• _Activity list_:
1. Using the Robinson Mill article, explain why the land area it lists for the place is the same as its total area.
2. Summarize the Robinson Mill article in two sentences.

*** Opening Given passage ***

- Robinson Mill Location in California
- Coordinates: 39°29′42″N 121°19′15″W﻿ / ﻿39.49500°N 121.32083°W
- Country: United States
- State: California
- County: Butte

Area
- • Total: 1.317 sq mi (3.411 km^{2})
- • Land: 1.317 sq mi (3.411 km^{2})
- • Water: 0 sq mi (0 km^{2}) 0%
- Elevation: 2,654 ft (809 m)

Population (2020)
- • Total: 89
- • Density: 68/sq mi (26/km^{2})
- Time zone: UTC-8 (Pacific (PST))
- • Summer (DST): UTC-7 (PDT)
- GNIS feature ID: 265465; 2612487

= Robinson Mill, California =

Robinson Mill (also, Robinson Mills, Robinson Ranch, Robinson Sawmill, Robinsons Mill, and Robinsons Rancho) is a census-designated place in Butte County, California, United States. It lies at an elevation of 2654 feet (809 m). Robinson Mill's population was 89 at the 2020 census.

==Demographics==

Robinson Mill first appeared as a census designated place in the 2010 U.S. census.

The 2020 United States census reported that Robinson Mill had a population of 89. The population density was 67.6 PD/sqmi. The racial makeup of Robinson Mill was 71 (80%) White, 1 (1%) African American, 2 (2%) Native American, 8 (9%) Asian, 0 (0%) Pacific Islander, 3 (3%) from other races, and 4 (4%) from two or more races. Hispanic or Latino of any race were 13 persons (15%).

*** Closing Given passage ***
*** Opening Data provided ***

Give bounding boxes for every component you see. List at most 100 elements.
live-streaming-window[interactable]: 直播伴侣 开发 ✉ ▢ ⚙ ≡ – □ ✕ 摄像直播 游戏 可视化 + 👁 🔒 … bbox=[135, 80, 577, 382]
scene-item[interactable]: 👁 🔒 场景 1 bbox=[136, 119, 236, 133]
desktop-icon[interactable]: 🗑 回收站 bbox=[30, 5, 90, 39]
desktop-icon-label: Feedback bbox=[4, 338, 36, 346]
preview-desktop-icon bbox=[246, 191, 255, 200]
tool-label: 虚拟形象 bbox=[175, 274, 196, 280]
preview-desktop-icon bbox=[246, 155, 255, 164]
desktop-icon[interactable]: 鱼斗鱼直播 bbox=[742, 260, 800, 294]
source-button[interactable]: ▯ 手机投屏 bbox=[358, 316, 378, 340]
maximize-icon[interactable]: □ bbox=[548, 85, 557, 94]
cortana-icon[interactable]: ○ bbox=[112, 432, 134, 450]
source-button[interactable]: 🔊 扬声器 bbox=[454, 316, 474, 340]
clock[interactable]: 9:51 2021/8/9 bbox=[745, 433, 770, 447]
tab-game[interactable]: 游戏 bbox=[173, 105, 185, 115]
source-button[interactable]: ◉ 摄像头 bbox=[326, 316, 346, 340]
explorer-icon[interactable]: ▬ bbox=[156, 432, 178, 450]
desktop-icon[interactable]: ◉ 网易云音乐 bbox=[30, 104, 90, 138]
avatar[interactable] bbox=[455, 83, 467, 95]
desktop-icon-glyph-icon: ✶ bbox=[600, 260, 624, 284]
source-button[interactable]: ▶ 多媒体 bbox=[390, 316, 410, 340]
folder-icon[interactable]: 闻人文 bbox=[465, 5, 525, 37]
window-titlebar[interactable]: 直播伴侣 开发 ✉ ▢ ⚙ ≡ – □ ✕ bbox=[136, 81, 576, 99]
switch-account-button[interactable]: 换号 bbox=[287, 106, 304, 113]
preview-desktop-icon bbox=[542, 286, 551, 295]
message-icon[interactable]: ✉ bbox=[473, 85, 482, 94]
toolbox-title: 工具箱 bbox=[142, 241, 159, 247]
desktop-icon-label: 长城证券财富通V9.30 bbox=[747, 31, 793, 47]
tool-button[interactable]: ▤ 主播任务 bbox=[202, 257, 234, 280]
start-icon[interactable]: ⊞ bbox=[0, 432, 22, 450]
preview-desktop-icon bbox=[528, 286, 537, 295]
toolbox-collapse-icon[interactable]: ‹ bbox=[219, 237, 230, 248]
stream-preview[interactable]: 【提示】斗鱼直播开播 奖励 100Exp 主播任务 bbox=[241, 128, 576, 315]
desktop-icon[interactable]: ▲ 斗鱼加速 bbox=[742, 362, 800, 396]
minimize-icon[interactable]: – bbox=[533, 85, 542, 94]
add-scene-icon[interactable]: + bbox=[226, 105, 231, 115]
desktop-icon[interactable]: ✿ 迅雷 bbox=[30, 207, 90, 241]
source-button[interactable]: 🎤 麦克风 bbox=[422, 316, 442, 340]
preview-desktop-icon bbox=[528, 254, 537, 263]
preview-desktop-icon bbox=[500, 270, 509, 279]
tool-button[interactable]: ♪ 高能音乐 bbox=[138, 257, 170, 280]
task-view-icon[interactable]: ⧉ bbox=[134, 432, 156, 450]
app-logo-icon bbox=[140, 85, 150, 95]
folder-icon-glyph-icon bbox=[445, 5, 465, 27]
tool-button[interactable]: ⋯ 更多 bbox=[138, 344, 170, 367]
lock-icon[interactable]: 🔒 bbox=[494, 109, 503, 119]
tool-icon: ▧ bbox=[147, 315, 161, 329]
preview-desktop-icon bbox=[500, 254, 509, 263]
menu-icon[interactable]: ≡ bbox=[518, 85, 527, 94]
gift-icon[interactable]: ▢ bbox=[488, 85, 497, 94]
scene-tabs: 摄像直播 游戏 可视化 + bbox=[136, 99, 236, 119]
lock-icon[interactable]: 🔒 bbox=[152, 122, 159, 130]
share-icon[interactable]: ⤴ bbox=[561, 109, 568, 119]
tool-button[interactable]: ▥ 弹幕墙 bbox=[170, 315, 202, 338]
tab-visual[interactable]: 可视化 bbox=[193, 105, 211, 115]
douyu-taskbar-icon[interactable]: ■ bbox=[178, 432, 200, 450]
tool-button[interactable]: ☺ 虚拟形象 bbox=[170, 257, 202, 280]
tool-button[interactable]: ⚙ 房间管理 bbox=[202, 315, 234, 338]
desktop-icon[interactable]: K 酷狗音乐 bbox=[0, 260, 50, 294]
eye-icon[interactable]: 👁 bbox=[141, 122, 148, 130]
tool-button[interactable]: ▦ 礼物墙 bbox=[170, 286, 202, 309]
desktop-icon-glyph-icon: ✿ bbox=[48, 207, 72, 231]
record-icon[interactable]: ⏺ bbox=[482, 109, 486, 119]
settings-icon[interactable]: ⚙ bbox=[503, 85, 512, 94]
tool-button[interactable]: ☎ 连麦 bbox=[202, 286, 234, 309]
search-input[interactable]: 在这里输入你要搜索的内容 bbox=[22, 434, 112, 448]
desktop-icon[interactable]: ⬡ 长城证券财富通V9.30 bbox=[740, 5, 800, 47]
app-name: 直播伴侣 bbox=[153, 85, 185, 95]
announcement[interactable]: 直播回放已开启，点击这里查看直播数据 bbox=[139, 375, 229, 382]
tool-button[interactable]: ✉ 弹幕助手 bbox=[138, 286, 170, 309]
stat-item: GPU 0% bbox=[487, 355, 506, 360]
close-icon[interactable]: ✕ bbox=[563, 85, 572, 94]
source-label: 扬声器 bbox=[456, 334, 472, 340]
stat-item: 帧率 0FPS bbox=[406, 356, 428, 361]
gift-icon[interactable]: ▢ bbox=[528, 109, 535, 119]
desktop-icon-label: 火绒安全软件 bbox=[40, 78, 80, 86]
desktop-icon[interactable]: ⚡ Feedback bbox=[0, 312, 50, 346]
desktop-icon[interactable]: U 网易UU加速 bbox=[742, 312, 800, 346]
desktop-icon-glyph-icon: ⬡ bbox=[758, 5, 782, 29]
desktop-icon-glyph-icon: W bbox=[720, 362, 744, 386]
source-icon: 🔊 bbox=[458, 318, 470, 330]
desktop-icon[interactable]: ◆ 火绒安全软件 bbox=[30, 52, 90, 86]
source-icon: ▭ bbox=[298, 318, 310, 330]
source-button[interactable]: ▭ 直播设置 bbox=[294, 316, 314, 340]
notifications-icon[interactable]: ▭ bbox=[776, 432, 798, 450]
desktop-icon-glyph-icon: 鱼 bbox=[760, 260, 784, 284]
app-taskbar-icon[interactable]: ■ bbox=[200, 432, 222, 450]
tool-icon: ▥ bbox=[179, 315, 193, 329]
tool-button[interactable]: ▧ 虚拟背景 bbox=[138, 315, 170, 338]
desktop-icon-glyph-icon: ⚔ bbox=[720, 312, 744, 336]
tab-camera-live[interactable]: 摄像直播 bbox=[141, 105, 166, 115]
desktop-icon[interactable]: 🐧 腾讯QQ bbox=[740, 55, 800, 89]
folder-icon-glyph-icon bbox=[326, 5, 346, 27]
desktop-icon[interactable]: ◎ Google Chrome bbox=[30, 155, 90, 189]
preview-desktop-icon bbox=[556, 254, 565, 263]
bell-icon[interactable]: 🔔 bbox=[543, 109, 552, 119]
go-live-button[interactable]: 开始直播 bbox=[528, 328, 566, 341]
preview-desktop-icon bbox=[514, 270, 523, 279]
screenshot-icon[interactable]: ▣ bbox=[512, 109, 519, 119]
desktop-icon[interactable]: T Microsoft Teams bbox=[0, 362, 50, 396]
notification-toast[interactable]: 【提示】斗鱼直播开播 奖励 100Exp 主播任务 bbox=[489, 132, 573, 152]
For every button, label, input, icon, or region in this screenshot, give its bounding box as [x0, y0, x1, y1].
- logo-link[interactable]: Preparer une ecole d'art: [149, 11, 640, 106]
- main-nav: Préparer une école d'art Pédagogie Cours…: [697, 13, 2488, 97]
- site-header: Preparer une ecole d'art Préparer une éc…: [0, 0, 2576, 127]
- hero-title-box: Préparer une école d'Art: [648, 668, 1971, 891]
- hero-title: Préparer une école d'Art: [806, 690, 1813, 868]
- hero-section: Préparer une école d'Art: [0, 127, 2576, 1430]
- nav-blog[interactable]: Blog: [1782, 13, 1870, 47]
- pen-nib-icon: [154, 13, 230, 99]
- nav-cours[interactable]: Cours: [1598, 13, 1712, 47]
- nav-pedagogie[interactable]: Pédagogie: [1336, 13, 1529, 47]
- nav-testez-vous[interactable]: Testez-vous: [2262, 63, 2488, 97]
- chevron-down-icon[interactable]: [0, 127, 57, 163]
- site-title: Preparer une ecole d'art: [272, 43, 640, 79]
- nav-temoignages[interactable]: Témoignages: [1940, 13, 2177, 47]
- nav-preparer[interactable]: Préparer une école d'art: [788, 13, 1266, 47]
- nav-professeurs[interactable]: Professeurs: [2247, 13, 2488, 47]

*** Closing Data provided ***

• _Numbered responses_:
1. The article gives Robinson Mill's water area as 0 sq mi (0%). That means the whole total area of 1.317 sq mi (3.411 km²) is land.

2. Robinson Mill is a census-designated place in Butte County, California, at an elevation of 2,654 feet (809 m), and it first appeared as a census-designated place in the 2010 U.S. census. The 2020 census counted 89 residents, a density of 67.6 per square mile, and recorded a racial makeup that was 80% White, with 15% of residents Hispanic or Latino of any race.